DESCRIPTION OF THE TASK -
Copy every line that mentions the word "padlock".

PROVIDED DATA -
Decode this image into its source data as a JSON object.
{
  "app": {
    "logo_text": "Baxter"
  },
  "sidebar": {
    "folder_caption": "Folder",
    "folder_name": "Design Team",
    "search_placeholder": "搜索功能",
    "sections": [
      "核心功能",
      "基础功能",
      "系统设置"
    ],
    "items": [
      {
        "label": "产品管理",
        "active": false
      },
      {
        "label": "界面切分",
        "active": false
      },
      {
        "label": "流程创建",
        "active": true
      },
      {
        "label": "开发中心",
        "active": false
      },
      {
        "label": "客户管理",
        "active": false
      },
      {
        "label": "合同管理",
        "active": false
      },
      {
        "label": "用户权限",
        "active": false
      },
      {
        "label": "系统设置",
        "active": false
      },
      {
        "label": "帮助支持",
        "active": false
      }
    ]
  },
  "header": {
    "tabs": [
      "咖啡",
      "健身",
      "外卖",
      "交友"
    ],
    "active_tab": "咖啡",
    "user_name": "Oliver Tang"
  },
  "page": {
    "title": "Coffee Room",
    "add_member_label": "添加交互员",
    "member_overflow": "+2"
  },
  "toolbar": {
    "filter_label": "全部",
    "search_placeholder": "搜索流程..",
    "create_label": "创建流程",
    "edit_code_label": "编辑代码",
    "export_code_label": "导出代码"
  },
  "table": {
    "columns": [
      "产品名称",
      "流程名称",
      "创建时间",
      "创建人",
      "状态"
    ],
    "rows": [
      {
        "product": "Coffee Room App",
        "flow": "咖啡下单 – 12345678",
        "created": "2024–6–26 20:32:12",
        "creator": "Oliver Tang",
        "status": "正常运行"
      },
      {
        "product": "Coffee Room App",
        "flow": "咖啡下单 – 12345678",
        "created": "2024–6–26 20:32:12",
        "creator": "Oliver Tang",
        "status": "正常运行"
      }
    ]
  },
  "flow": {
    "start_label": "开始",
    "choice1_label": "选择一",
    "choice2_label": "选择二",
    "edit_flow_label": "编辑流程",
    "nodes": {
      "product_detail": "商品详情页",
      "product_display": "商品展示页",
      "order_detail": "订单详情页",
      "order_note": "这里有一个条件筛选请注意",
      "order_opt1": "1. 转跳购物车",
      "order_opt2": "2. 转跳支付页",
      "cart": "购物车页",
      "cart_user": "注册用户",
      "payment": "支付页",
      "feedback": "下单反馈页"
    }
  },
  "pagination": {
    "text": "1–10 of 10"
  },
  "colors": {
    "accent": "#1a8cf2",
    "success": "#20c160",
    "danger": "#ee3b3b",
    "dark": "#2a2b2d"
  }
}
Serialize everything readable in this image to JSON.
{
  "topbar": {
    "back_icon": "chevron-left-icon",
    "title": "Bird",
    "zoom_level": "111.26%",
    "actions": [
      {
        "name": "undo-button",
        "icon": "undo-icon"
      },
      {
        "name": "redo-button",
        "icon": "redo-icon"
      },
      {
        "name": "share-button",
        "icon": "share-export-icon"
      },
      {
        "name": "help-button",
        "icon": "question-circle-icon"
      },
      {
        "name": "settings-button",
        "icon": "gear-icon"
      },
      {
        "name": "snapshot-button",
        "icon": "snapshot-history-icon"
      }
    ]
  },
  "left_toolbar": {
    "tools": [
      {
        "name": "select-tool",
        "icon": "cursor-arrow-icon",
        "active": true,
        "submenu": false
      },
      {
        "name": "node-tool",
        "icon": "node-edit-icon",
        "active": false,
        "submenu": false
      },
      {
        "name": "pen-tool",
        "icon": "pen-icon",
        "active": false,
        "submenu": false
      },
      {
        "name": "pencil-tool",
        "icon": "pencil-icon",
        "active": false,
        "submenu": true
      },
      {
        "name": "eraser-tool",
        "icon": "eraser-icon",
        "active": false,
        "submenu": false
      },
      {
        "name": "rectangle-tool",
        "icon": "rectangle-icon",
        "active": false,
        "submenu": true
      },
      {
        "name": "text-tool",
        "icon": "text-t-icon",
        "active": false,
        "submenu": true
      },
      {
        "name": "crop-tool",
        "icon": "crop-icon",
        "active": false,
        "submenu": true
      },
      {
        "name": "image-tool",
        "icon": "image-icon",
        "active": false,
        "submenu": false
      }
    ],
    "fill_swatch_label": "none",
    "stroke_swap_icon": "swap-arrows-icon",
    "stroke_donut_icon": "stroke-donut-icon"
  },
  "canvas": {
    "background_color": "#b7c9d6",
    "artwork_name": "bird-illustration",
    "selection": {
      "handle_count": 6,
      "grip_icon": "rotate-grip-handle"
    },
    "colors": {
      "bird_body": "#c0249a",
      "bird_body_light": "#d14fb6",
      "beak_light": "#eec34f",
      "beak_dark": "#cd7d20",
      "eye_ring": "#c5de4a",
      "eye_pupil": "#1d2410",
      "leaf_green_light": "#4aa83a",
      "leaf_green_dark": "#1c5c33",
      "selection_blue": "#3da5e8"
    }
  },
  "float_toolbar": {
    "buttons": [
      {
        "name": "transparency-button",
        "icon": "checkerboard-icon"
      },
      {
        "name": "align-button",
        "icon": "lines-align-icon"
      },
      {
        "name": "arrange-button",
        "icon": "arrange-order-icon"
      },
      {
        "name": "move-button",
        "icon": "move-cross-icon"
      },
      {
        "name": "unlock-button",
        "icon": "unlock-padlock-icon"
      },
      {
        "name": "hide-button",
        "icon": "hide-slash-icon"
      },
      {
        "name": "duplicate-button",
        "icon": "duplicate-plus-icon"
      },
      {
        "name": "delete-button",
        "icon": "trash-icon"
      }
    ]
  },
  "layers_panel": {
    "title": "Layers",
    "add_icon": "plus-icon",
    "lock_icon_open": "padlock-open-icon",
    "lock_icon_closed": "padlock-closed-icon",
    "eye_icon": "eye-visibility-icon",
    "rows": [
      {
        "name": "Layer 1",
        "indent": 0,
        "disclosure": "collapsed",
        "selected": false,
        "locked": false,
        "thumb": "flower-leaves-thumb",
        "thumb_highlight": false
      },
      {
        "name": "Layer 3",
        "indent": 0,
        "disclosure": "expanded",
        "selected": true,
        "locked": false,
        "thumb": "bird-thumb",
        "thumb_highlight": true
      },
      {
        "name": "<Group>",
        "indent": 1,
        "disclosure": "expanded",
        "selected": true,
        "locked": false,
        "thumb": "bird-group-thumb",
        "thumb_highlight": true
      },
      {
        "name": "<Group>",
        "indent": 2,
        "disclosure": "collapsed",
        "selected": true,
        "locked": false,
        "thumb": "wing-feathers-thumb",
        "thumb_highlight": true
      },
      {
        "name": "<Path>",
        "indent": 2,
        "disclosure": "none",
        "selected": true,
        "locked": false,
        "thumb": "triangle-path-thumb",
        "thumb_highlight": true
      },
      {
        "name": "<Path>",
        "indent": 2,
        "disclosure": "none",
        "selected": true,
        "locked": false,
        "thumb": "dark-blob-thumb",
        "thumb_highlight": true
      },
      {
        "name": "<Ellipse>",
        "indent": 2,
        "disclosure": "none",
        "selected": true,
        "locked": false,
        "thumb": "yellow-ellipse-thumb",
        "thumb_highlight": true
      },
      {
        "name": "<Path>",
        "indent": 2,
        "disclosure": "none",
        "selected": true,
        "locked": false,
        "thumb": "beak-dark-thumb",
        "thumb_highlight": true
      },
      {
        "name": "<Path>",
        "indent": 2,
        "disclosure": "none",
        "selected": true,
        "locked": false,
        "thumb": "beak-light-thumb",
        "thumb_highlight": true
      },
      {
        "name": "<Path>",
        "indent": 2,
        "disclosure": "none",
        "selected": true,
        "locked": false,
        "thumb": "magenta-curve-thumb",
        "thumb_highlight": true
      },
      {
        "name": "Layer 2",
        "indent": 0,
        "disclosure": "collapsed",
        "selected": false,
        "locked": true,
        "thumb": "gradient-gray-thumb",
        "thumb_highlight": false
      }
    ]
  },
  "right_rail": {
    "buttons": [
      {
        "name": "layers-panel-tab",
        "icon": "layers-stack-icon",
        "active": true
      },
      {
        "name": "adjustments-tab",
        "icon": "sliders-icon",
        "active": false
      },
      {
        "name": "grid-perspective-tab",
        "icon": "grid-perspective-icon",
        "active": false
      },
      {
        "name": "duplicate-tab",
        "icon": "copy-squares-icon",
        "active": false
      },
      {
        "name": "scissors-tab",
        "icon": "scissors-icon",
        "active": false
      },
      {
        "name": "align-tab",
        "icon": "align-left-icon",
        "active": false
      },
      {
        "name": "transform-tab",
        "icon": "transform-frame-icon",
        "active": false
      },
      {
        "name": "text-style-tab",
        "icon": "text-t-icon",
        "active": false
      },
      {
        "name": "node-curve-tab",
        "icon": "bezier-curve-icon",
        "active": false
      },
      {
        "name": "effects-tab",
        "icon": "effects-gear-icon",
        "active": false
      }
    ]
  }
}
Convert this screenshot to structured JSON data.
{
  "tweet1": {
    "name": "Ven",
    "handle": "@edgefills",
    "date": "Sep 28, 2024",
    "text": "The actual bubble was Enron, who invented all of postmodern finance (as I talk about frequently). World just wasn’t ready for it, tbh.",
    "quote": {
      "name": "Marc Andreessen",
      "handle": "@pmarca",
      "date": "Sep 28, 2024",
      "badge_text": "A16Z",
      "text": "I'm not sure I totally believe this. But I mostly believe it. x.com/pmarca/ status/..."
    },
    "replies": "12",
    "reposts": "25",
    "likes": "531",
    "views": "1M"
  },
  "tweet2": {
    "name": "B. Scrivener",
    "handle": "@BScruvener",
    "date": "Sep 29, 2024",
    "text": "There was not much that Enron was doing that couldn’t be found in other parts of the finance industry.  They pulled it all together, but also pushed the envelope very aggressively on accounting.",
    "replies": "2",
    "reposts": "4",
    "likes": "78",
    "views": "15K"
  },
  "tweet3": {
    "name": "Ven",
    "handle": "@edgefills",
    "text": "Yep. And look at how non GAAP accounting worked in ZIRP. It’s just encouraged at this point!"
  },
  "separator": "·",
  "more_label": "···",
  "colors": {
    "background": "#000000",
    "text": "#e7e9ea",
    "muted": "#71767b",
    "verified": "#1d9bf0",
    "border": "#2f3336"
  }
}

EXERCISE ANSWER -
        "icon": "unlock-padlock-icon"
    "lock_icon_open": "padlock-open-icon",
    "lock_icon_closed": "padlock-closed-icon",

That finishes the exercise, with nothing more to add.